TASK. Among the entries, find the lines with the string "holstii" and copy them.

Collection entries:
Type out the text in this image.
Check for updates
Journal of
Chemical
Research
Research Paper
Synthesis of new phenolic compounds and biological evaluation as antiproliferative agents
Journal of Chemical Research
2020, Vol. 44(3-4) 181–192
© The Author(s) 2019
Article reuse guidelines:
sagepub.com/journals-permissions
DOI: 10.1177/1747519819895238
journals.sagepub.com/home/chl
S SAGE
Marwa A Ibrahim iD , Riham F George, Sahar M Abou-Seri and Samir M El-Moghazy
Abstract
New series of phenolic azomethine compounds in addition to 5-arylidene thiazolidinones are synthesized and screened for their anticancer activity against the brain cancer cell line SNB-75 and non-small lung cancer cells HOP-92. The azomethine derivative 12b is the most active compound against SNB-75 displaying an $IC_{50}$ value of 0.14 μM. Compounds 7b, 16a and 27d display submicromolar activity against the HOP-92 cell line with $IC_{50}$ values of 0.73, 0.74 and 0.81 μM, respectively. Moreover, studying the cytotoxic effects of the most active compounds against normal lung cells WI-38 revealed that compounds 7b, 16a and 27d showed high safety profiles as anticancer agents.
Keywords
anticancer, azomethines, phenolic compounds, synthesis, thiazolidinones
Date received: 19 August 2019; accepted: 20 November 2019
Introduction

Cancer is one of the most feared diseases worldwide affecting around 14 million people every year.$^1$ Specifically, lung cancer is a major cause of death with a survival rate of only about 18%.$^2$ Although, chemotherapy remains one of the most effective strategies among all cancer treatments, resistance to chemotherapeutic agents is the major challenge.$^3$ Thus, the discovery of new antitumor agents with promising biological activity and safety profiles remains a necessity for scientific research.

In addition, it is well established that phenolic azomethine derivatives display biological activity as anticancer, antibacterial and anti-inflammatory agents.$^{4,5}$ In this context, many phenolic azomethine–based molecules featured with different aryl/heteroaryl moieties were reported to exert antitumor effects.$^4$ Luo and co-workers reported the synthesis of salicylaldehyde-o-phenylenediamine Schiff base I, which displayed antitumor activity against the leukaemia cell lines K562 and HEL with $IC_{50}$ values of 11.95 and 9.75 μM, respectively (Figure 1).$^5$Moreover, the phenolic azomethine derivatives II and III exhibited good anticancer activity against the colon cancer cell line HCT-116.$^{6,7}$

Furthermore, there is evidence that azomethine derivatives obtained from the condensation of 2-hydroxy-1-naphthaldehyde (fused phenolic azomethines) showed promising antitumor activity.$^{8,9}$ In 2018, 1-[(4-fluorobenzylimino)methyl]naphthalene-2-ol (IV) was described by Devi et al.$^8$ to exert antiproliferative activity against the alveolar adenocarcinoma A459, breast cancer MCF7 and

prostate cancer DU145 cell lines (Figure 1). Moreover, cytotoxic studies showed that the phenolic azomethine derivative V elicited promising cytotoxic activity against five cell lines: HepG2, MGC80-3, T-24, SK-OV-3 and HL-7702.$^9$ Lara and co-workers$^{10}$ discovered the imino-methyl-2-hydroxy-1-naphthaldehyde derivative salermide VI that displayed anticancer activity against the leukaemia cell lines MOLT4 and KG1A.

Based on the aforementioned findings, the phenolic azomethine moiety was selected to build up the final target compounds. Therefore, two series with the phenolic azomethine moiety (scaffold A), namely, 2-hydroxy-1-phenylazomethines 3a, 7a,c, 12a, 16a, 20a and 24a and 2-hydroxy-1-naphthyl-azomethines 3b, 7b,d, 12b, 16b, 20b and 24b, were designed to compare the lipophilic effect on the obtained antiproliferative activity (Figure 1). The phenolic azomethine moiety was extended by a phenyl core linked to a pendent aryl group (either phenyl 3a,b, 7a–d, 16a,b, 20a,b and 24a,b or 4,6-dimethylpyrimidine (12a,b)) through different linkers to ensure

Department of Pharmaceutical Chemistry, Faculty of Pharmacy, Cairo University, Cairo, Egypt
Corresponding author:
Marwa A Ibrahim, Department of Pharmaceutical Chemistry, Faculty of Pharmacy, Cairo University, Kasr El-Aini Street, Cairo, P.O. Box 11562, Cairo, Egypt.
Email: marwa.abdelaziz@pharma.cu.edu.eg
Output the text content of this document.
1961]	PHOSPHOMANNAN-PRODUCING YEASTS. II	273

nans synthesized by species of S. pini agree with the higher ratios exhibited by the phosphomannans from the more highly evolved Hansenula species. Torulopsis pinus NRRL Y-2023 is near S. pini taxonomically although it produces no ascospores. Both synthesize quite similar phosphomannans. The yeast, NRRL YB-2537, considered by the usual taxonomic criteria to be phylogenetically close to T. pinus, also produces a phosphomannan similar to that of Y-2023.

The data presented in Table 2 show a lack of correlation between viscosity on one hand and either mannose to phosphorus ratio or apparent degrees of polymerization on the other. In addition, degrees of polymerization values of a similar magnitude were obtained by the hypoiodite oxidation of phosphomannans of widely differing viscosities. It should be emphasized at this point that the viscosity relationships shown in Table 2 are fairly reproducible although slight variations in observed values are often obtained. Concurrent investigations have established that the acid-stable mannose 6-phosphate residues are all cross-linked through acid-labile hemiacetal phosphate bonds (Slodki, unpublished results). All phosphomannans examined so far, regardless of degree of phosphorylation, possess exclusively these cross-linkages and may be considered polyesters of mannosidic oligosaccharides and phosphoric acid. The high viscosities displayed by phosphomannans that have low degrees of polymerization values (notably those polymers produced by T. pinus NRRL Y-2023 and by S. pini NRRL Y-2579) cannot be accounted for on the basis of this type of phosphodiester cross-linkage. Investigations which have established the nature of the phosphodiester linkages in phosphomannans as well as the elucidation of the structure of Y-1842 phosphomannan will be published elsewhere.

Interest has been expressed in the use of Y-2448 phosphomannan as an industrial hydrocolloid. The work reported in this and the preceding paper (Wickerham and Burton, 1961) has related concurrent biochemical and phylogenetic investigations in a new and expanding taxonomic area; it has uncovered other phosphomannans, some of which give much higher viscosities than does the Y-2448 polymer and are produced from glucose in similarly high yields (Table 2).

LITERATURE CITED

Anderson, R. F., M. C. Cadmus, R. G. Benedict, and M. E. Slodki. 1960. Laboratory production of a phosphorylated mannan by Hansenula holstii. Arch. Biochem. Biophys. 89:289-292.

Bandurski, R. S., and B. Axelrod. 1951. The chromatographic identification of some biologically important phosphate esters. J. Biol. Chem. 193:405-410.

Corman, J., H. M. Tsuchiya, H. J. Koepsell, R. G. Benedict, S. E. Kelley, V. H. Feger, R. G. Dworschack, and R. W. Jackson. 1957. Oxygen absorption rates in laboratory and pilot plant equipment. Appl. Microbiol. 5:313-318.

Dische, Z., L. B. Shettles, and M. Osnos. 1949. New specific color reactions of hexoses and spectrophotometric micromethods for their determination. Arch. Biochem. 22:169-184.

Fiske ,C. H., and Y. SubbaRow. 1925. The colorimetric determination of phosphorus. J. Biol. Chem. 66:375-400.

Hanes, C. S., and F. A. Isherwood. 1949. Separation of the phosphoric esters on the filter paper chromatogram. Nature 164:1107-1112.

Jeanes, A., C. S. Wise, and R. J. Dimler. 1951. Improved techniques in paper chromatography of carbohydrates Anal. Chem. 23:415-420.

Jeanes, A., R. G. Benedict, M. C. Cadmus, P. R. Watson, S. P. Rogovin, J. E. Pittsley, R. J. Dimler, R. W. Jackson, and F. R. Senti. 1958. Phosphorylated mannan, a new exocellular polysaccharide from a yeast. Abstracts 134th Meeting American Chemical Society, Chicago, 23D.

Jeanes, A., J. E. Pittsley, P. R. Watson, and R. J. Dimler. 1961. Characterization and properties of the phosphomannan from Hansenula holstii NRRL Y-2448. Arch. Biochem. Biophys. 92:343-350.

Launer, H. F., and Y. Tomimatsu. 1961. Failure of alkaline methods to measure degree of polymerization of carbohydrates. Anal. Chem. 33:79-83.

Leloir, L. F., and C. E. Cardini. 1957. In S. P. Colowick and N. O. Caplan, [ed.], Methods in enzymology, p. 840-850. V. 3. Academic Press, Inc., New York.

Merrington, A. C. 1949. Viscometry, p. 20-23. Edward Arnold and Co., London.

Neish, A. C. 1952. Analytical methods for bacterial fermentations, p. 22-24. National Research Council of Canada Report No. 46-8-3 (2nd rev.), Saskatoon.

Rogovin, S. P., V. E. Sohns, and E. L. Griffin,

ANSWER SPACE.
Anderson, R. F., M. C. Cadmus, R. G. Benedict, and M. E. Slodki. 1960. Laboratory production of a phosphorylated mannan by Hansenula holstii. Arch. Biochem. Biophys. 89:289-292.
Jeanes, A., J. E. Pittsley, P. R. Watson, and R. J. Dimler. 1961. Characterization and properties of the phosphomannan from Hansenula holstii NRRL Y-2448. Arch. Biochem. Biophys. 92:343-350.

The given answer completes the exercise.